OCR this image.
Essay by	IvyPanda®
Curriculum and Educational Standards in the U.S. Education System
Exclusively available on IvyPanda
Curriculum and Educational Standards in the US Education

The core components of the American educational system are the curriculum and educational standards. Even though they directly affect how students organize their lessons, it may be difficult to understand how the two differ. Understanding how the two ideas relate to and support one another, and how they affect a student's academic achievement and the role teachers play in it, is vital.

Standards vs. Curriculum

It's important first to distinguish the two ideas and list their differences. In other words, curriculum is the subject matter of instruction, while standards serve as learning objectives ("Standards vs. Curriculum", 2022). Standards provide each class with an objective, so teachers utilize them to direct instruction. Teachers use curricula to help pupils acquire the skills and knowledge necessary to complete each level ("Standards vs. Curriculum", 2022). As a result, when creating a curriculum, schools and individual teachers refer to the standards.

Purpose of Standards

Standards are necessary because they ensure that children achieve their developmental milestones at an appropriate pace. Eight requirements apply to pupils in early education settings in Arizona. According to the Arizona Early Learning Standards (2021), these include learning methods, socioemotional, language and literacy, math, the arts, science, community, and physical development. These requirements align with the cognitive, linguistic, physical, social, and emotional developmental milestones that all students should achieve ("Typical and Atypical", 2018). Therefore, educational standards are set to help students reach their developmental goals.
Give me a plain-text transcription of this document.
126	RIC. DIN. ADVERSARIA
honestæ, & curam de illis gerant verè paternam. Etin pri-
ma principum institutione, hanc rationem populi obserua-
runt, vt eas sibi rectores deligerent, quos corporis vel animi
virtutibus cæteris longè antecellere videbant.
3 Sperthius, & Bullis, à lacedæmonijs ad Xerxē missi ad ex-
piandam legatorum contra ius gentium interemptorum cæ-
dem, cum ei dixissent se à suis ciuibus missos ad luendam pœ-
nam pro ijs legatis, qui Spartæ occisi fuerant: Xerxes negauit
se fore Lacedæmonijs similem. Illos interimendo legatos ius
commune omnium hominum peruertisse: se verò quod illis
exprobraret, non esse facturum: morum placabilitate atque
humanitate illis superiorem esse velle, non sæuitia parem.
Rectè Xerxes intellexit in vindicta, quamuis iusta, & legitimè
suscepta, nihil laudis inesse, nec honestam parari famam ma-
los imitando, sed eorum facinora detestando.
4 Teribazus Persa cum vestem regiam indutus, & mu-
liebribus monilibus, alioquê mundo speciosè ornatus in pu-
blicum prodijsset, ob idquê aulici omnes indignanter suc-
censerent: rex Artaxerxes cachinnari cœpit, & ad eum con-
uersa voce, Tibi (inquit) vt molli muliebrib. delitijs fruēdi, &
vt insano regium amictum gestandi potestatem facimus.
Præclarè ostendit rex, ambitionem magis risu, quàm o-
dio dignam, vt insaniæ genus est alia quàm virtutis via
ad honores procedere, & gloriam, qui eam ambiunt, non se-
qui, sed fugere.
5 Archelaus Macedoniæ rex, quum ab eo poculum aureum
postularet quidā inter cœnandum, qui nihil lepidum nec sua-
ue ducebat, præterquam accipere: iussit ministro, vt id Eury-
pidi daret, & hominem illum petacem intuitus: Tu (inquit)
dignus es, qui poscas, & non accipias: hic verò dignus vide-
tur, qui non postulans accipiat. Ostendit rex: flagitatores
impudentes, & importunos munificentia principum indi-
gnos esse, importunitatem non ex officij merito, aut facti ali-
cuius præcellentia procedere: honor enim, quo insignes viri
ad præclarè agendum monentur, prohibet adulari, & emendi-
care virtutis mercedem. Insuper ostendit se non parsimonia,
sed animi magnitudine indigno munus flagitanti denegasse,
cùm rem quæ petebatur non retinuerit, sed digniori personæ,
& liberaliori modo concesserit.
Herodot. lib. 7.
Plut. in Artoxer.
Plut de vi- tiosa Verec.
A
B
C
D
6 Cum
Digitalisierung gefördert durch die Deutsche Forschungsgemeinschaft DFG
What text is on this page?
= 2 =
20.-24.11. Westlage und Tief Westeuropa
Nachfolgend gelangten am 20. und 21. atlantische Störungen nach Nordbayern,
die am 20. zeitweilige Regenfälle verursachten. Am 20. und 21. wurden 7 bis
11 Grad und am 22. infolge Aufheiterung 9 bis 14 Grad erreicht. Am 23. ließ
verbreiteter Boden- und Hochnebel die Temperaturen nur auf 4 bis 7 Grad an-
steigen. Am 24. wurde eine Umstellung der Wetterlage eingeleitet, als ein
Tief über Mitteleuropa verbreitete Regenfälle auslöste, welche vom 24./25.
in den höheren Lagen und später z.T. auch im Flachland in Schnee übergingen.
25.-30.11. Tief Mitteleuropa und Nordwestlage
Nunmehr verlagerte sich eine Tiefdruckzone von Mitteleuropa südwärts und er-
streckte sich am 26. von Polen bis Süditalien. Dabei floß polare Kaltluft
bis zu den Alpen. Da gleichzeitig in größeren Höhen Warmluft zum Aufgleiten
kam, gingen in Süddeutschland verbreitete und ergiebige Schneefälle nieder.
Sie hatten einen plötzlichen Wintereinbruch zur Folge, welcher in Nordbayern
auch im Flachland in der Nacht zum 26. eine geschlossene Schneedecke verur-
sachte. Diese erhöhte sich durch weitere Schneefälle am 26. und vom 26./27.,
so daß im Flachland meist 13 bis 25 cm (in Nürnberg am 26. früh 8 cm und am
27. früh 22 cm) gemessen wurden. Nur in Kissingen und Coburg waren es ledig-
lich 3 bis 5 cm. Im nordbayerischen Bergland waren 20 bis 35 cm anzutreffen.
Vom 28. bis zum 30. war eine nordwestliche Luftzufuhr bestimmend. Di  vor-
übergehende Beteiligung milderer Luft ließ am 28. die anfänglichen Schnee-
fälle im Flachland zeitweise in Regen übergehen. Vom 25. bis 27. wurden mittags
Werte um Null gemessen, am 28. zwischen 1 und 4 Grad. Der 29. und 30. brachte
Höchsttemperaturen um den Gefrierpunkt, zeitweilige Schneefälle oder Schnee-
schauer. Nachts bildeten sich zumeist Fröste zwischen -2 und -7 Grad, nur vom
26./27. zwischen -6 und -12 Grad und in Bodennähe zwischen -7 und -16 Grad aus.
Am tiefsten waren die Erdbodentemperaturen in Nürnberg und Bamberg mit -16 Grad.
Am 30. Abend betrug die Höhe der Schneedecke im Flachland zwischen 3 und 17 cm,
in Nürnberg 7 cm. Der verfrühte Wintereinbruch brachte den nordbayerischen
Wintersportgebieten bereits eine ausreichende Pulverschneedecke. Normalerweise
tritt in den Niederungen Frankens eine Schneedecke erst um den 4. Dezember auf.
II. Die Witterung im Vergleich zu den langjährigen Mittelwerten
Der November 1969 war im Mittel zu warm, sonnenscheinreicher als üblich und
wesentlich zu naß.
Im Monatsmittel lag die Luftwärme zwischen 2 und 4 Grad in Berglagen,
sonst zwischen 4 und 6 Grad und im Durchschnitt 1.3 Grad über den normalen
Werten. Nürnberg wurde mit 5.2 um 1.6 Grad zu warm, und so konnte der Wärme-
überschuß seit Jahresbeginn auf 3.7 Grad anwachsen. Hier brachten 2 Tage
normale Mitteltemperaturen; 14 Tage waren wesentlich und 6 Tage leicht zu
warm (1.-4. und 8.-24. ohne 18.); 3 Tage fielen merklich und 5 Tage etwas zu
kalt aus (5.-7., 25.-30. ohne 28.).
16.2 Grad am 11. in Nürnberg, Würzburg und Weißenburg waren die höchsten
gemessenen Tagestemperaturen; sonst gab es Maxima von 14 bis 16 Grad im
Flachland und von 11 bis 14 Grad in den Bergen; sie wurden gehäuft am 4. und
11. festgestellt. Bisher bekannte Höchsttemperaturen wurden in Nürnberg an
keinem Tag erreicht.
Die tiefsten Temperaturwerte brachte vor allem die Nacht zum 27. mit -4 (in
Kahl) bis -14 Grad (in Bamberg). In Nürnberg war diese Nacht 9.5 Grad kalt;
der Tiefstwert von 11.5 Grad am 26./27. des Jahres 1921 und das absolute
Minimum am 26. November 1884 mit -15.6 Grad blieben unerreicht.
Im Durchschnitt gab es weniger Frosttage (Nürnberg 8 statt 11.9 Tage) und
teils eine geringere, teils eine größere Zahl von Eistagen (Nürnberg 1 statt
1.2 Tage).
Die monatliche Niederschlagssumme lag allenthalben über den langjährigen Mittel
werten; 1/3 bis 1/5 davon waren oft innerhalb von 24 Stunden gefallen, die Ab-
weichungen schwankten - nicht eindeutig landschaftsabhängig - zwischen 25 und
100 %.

______________________________

Short problem:
Examine the records and pull out every line where the string "principum" occurs.

Finished task:
ma principum institutione, hanc rationem populi obserua-
impudentes, & importunos munificentia principum indi-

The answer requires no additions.